## WHAT TO WORK ON
Below you will find a set of lines. Repeat them all exactly.

## Dataset records

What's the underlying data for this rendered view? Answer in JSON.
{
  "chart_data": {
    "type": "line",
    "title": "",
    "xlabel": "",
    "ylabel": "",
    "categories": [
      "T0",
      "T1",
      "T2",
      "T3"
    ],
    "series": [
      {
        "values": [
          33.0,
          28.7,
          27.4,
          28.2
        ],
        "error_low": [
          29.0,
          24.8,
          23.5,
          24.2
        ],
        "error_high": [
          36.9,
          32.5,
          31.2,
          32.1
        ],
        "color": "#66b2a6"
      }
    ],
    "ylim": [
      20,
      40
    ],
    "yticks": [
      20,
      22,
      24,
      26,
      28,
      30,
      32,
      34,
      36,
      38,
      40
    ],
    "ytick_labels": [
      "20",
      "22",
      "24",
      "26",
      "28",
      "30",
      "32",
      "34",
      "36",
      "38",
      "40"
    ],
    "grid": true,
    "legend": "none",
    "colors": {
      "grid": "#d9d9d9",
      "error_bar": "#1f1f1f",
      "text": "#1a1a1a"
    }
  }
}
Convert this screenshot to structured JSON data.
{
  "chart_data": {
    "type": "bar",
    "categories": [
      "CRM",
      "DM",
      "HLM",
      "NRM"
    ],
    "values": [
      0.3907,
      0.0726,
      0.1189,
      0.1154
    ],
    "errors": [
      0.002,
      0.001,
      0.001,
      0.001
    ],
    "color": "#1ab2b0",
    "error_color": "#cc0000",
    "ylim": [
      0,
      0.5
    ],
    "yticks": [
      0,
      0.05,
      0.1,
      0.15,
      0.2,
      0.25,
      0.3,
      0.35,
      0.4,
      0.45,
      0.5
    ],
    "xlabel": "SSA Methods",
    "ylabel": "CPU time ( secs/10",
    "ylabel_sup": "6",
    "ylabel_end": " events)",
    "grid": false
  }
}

## RESULT FOR THIS TASK
What's the underlying data for this rendered view? Answer in JSON.
{
  "chart_data": {
    "type": "line",
    "title": "",
    "xlabel": "",
    "ylabel": "",
    "categories": [
      "T0",
      "T1",
      "T2",
      "T3"
    ],
    "series": [
      {
        "values": [
          33.0,
          28.7,
          27.4,
          28.2
        ],
        "error_low": [
          29.0,
          24.8,
          23.5,
          24.2
        ],
        "error_high": [
          36.9,
          32.5,
          31.2,
          32.1
        ],
        "color": "#66b2a6"
      }
    ],
    "ylim": [
      20,
      40
    ],
    "yticks": [
      20,
      22,
      24,
      26,
      28,
      30,
      32,
      34,
      36,
      38,
      40
    ],
    "ytick_labels": [
      "20",
      "22",
      "24",
      "26",
      "28",
      "30",
      "32",
      "34",
      "36",
      "38",
      "40"
    ],
    "grid": true,
    "legend": "none",
    "colors": {
      "grid": "#d9d9d9",
      "error_bar": "#1f1f1f",
      "text": "#1a1a1a"
    }
  }
}
Convert this screenshot to structured JSON data.
{
  "chart_data": {
    "type": "bar",
    "categories": [
      "CRM",
      "DM",
      "HLM",
      "NRM"
    ],
    "values": [
      0.3907,
      0.0726,
      0.1189,
      0.1154
    ],
    "errors": [
      0.002,
      0.001,
      0.001,
      0.001
    ],
    "color": "#1ab2b0",
    "error_color": "#cc0000",
    "ylim": [
      0,
      0.5
    ],
    "yticks": [
      0,
      0.05,
      0.1,
      0.15,
      0.2,
      0.25,
      0.3,
      0.35,
      0.4,
      0.45,
      0.5
    ],
    "xlabel": "SSA Methods",
    "ylabel": "CPU time ( secs/10",
    "ylabel_sup": "6",
    "ylabel_end": " events)",
    "grid": false
  }
}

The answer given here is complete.